**SHORT PROBLEM**:
Exactly repeat the material, dropping every picture from the copy.

**SUPPLIED RECORDS**:
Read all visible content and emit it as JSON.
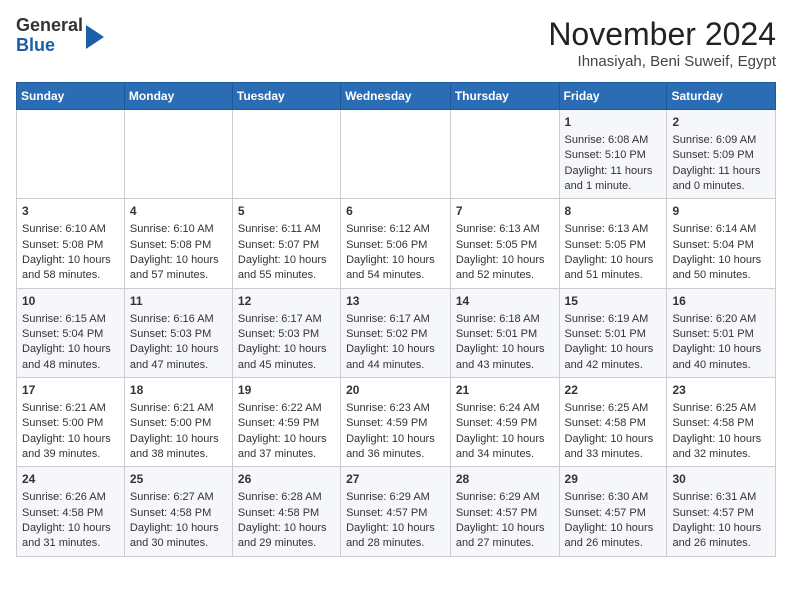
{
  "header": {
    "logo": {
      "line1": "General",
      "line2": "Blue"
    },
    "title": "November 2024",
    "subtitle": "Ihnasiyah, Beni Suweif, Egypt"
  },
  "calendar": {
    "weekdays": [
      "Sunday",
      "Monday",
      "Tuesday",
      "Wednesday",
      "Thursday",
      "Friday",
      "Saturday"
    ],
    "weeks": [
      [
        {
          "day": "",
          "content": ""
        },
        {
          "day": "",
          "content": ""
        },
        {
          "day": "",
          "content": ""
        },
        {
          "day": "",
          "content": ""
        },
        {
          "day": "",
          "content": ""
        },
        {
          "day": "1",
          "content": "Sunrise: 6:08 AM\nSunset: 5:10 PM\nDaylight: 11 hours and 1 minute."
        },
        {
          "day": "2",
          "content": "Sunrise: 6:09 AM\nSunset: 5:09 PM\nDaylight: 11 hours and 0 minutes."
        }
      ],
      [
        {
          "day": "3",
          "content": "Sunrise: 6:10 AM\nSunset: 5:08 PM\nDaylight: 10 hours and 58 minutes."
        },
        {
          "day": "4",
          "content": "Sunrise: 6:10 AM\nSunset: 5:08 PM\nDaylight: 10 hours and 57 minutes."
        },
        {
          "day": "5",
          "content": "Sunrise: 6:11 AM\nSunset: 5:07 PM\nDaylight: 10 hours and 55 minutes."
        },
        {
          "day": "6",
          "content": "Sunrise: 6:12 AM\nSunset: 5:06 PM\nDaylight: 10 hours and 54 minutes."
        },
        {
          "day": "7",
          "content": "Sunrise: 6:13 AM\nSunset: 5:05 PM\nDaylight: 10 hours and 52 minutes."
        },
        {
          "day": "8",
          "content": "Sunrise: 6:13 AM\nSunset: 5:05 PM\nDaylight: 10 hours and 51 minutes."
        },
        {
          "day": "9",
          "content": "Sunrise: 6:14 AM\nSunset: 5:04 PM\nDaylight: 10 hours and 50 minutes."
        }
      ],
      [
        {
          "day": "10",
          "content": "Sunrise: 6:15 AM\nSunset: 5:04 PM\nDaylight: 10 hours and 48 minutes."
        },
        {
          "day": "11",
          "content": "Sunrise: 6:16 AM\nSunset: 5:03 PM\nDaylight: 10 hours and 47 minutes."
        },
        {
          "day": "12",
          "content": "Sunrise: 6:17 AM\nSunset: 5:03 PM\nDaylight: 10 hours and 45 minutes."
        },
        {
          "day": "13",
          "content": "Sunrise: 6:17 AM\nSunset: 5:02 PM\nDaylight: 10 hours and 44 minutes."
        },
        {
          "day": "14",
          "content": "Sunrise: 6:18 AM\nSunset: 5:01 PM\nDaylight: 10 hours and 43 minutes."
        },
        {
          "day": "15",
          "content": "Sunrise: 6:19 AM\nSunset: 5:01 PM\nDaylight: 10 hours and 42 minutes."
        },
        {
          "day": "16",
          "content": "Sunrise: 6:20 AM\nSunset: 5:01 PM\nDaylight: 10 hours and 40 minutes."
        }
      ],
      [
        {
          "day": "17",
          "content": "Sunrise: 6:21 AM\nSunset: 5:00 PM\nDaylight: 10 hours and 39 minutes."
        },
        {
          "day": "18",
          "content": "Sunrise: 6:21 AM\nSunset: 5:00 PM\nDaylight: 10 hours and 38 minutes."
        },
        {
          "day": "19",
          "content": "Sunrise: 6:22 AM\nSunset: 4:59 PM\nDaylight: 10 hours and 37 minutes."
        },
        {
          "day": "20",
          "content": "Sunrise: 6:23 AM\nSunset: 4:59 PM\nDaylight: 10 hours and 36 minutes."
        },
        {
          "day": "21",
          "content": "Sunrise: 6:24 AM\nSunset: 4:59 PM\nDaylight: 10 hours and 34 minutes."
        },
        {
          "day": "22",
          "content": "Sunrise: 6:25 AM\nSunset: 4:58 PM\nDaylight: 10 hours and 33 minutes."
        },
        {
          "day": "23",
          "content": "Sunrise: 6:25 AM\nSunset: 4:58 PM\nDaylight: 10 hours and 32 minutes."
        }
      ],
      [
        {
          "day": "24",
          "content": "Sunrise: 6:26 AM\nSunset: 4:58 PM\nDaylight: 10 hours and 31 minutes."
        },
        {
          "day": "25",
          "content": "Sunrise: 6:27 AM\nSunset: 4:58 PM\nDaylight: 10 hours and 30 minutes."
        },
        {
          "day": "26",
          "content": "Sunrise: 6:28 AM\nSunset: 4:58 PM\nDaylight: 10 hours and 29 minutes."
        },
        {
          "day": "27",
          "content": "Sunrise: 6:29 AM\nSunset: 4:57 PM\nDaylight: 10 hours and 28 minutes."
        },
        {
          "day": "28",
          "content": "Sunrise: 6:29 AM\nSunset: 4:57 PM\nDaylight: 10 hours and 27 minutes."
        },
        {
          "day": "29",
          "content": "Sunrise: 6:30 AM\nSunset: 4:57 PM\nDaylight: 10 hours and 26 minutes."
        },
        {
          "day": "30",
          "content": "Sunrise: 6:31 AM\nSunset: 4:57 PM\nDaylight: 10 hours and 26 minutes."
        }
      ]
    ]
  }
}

**FINISHED EXERCISE**:
Read all visible content and emit it as JSON.
{
  "header": {
    "logo": {
      "line1": "General",
      "line2": "Blue"
    },
    "title": "November 2024",
    "subtitle": "Ihnasiyah, Beni Suweif, Egypt"
  },
  "calendar": {
    "weekdays": [
      "Sunday",
      "Monday",
      "Tuesday",
      "Wednesday",
      "Thursday",
      "Friday",
      "Saturday"
    ],
    "weeks": [
      [
        {
          "day": "",
          "content": ""
        },
        {
          "day": "",
          "content": ""
        },
        {
          "day": "",
          "content": ""
        },
        {
          "day": "",
          "content": ""
        },
        {
          "day": "",
          "content": ""
        },
        {
          "day": "1",
          "content": "Sunrise: 6:08 AM\nSunset: 5:10 PM\nDaylight: 11 hours and 1 minute."
        },
        {
          "day": "2",
          "content": "Sunrise: 6:09 AM\nSunset: 5:09 PM\nDaylight: 11 hours and 0 minutes."
        }
      ],
      [
        {
          "day": "3",
          "content": "Sunrise: 6:10 AM\nSunset: 5:08 PM\nDaylight: 10 hours and 58 minutes."
        },
        {
          "day": "4",
          "content": "Sunrise: 6:10 AM\nSunset: 5:08 PM\nDaylight: 10 hours and 57 minutes."
        },
        {
          "day": "5",
          "content": "Sunrise: 6:11 AM\nSunset: 5:07 PM\nDaylight: 10 hours and 55 minutes."
        },
        {
          "day": "6",
          "content": "Sunrise: 6:12 AM\nSunset: 5:06 PM\nDaylight: 10 hours and 54 minutes."
        },
        {
          "day": "7",
          "content": "Sunrise: 6:13 AM\nSunset: 5:05 PM\nDaylight: 10 hours and 52 minutes."
        },
        {
          "day": "8",
          "content": "Sunrise: 6:13 AM\nSunset: 5:05 PM\nDaylight: 10 hours and 51 minutes."
        },
        {
          "day": "9",
          "content": "Sunrise: 6:14 AM\nSunset: 5:04 PM\nDaylight: 10 hours and 50 minutes."
        }
      ],
      [
        {
          "day": "10",
          "content": "Sunrise: 6:15 AM\nSunset: 5:04 PM\nDaylight: 10 hours and 48 minutes."
        },
        {
          "day": "11",
          "content": "Sunrise: 6:16 AM\nSunset: 5:03 PM\nDaylight: 10 hours and 47 minutes."
        },
        {
          "day": "12",
          "content": "Sunrise: 6:17 AM\nSunset: 5:03 PM\nDaylight: 10 hours and 45 minutes."
        },
        {
          "day": "13",
          "content": "Sunrise: 6:17 AM\nSunset: 5:02 PM\nDaylight: 10 hours and 44 minutes."
        },
        {
          "day": "14",
          "content": "Sunrise: 6:18 AM\nSunset: 5:01 PM\nDaylight: 10 hours and 43 minutes."
        },
        {
          "day": "15",
          "content": "Sunrise: 6:19 AM\nSunset: 5:01 PM\nDaylight: 10 hours and 42 minutes."
        },
        {
          "day": "16",
          "content": "Sunrise: 6:20 AM\nSunset: 5:01 PM\nDaylight: 10 hours and 40 minutes."
        }
      ],
      [
        {
          "day": "17",
          "content": "Sunrise: 6:21 AM\nSunset: 5:00 PM\nDaylight: 10 hours and 39 minutes."
        },
        {
          "day": "18",
          "content": "Sunrise: 6:21 AM\nSunset: 5:00 PM\nDaylight: 10 hours and 38 minutes."
        },
        {
          "day": "19",
          "content": "Sunrise: 6:22 AM\nSunset: 4:59 PM\nDaylight: 10 hours and 37 minutes."
        },
        {
          "day": "20",
          "content": "Sunrise: 6:23 AM\nSunset: 4:59 PM\nDaylight: 10 hours and 36 minutes."
        },
        {
          "day": "21",
          "content": "Sunrise: 6:24 AM\nSunset: 4:59 PM\nDaylight: 10 hours and 34 minutes."
        },
        {
          "day": "22",
          "content": "Sunrise: 6:25 AM\nSunset: 4:58 PM\nDaylight: 10 hours and 33 minutes."
        },
        {
          "day": "23",
          "content": "Sunrise: 6:25 AM\nSunset: 4:58 PM\nDaylight: 10 hours and 32 minutes."
        }
      ],
      [
        {
          "day": "24",
          "content": "Sunrise: 6:26 AM\nSunset: 4:58 PM\nDaylight: 10 hours and 31 minutes."
        },
        {
          "day": "25",
          "content": "Sunrise: 6:27 AM\nSunset: 4:58 PM\nDaylight: 10 hours and 30 minutes."
        },
        {
          "day": "26",
          "content": "Sunrise: 6:28 AM\nSunset: 4:58 PM\nDaylight: 10 hours and 29 minutes."
        },
        {
          "day": "27",
          "content": "Sunrise: 6:29 AM\nSunset: 4:57 PM\nDaylight: 10 hours and 28 minutes."
        },
        {
          "day": "28",
          "content": "Sunrise: 6:29 AM\nSunset: 4:57 PM\nDaylight: 10 hours and 27 minutes."
        },
        {
          "day": "29",
          "content": "Sunrise: 6:30 AM\nSunset: 4:57 PM\nDaylight: 10 hours and 26 minutes."
        },
        {
          "day": "30",
          "content": "Sunrise: 6:31 AM\nSunset: 4:57 PM\nDaylight: 10 hours and 26 minutes."
        }
      ]
    ]
  }
}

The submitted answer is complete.